*OBJECTIVE*. Pick out all lines of the entries that include the word "color" and copy them.

Source data
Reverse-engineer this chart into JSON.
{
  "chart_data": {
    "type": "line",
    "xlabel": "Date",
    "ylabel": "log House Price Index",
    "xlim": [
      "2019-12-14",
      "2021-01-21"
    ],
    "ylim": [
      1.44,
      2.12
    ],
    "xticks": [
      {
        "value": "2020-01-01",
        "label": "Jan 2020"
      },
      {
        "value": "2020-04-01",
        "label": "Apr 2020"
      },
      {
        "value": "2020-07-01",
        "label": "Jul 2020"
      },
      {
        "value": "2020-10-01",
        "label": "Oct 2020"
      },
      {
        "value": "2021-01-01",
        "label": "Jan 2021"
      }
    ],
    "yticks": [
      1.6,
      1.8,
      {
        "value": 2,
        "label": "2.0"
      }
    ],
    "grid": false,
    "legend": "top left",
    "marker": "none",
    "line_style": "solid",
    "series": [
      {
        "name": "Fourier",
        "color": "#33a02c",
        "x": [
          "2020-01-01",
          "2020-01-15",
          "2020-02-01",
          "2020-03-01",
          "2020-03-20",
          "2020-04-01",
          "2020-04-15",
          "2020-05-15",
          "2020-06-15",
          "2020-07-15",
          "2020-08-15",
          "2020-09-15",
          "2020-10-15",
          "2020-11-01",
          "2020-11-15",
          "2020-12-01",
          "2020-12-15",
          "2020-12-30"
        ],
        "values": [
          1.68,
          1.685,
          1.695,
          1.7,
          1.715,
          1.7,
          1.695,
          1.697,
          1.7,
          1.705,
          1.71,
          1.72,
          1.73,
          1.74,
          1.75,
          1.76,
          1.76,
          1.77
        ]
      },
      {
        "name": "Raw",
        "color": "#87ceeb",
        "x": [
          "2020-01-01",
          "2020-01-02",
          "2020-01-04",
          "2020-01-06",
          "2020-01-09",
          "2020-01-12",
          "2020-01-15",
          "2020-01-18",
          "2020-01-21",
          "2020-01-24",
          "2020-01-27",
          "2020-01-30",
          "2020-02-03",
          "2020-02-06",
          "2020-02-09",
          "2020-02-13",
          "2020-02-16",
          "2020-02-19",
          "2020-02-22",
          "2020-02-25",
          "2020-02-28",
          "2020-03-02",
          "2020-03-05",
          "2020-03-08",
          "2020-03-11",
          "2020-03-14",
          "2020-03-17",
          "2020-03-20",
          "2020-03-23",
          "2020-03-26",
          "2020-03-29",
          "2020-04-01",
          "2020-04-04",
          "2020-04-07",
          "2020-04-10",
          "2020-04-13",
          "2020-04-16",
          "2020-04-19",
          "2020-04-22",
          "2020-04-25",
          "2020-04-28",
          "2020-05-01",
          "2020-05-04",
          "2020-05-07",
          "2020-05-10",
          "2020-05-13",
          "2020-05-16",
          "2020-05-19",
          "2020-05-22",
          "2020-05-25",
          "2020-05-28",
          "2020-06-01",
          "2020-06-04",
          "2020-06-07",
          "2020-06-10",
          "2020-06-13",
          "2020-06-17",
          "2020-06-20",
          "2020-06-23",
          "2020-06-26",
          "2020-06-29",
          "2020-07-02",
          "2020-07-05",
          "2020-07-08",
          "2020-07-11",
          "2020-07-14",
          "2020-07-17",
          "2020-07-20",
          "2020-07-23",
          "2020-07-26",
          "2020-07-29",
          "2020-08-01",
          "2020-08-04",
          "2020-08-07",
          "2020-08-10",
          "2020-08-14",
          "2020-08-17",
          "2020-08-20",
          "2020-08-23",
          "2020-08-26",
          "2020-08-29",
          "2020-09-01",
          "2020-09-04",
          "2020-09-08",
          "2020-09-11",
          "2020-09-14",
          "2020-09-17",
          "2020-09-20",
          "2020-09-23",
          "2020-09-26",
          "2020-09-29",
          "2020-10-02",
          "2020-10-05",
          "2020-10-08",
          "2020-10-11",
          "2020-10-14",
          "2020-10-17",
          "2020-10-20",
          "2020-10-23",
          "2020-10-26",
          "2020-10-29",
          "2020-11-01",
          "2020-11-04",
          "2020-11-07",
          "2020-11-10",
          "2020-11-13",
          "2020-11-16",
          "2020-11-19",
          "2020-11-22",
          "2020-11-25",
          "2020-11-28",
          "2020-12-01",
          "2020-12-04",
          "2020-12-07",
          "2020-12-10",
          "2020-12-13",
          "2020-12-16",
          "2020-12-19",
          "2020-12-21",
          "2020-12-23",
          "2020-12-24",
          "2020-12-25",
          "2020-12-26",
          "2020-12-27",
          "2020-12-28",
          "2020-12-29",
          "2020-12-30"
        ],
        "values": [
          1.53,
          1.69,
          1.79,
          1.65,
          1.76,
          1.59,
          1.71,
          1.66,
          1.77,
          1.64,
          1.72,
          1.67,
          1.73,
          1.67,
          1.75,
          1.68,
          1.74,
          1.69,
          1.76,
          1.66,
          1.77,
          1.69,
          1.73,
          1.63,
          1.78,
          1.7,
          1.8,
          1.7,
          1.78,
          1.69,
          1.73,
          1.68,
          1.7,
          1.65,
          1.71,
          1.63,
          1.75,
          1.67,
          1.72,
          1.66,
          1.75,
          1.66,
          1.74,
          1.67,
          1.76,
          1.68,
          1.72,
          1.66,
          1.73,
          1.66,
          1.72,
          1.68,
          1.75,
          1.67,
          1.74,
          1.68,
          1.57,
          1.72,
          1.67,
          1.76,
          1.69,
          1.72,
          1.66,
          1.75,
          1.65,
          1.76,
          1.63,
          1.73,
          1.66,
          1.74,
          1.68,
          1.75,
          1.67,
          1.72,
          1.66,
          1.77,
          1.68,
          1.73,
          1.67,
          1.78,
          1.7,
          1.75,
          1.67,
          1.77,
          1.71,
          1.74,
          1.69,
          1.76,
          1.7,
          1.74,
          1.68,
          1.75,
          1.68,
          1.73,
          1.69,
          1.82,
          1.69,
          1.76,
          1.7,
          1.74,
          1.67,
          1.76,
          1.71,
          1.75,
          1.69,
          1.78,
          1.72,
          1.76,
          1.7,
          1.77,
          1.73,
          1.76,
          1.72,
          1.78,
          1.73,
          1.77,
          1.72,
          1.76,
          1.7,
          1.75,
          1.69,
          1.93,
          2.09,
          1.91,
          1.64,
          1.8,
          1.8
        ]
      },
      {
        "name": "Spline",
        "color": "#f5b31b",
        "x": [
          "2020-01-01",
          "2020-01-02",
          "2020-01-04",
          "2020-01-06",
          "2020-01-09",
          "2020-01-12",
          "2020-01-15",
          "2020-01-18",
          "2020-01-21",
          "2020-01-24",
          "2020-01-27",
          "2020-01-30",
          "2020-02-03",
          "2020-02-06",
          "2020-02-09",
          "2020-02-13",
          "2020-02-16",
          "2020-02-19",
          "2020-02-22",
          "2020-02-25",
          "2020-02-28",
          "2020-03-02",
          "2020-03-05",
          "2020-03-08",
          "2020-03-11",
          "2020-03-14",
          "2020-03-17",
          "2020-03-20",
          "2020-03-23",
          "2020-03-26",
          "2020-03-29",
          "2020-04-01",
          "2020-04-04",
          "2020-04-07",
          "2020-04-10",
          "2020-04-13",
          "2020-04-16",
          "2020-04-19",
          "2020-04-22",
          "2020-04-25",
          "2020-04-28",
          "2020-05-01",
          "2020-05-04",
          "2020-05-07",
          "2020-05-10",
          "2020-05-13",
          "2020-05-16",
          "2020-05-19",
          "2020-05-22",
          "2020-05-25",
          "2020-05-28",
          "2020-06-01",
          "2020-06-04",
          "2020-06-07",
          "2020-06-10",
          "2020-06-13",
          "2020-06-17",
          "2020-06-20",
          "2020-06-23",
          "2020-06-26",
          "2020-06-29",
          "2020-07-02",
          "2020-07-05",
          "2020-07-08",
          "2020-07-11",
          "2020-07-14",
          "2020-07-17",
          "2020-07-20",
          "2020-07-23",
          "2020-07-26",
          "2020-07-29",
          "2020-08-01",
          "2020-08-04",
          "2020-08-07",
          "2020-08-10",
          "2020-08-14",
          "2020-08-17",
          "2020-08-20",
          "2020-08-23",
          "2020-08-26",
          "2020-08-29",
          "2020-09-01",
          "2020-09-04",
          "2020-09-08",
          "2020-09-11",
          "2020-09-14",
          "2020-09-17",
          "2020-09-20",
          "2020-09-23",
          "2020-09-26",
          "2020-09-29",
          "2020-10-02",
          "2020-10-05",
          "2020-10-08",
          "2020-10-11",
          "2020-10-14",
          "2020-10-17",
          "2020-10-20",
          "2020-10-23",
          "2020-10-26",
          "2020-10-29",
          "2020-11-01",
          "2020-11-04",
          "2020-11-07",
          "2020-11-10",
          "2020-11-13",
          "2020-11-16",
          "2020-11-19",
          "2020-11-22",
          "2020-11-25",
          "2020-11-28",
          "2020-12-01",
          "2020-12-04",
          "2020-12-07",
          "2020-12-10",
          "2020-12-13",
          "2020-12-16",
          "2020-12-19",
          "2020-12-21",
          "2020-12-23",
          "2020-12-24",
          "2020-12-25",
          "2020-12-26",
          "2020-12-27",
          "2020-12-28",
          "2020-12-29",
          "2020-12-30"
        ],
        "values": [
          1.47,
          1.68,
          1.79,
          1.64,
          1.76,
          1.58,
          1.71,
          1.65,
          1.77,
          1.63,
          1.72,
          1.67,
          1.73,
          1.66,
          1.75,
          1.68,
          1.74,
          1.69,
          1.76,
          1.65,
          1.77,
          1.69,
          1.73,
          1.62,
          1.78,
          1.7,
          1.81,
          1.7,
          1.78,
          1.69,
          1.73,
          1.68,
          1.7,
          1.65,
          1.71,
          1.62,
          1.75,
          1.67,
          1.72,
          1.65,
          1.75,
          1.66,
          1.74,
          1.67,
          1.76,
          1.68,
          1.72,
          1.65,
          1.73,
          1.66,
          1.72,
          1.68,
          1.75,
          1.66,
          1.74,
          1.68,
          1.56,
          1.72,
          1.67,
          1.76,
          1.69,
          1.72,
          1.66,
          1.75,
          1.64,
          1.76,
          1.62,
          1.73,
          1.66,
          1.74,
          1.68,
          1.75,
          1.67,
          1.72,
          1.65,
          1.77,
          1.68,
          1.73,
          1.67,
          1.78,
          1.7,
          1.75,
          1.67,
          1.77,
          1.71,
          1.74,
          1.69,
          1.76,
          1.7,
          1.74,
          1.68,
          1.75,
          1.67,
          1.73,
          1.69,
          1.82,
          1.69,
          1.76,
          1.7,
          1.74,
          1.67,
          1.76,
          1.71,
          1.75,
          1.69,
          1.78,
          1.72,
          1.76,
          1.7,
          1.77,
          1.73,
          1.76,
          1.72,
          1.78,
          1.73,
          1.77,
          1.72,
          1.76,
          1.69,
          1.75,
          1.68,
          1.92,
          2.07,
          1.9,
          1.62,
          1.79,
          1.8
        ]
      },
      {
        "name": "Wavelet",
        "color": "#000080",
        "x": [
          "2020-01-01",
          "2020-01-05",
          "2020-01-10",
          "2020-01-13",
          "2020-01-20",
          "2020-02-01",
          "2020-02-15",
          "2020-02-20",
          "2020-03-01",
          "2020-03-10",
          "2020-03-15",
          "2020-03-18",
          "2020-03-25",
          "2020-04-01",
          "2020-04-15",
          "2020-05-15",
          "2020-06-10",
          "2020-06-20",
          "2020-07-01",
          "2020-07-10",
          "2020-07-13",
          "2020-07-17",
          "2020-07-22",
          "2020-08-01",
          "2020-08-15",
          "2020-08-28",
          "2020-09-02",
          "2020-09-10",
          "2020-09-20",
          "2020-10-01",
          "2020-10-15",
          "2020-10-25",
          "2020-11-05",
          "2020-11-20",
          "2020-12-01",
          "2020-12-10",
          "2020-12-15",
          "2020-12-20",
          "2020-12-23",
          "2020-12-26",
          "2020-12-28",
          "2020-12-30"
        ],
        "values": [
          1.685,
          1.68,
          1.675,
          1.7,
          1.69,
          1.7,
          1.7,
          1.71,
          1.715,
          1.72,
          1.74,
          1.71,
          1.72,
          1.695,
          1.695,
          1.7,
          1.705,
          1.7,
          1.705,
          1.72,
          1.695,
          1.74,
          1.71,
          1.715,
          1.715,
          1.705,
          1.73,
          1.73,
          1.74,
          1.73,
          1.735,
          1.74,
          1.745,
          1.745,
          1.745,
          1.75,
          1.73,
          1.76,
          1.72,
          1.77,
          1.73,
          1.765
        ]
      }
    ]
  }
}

*RESULT FOR THIS EXERCISE*.
        "color": "#33a02c",
        "color": "#87ceeb",
        "color": "#f5b31b",
        "color": "#000080",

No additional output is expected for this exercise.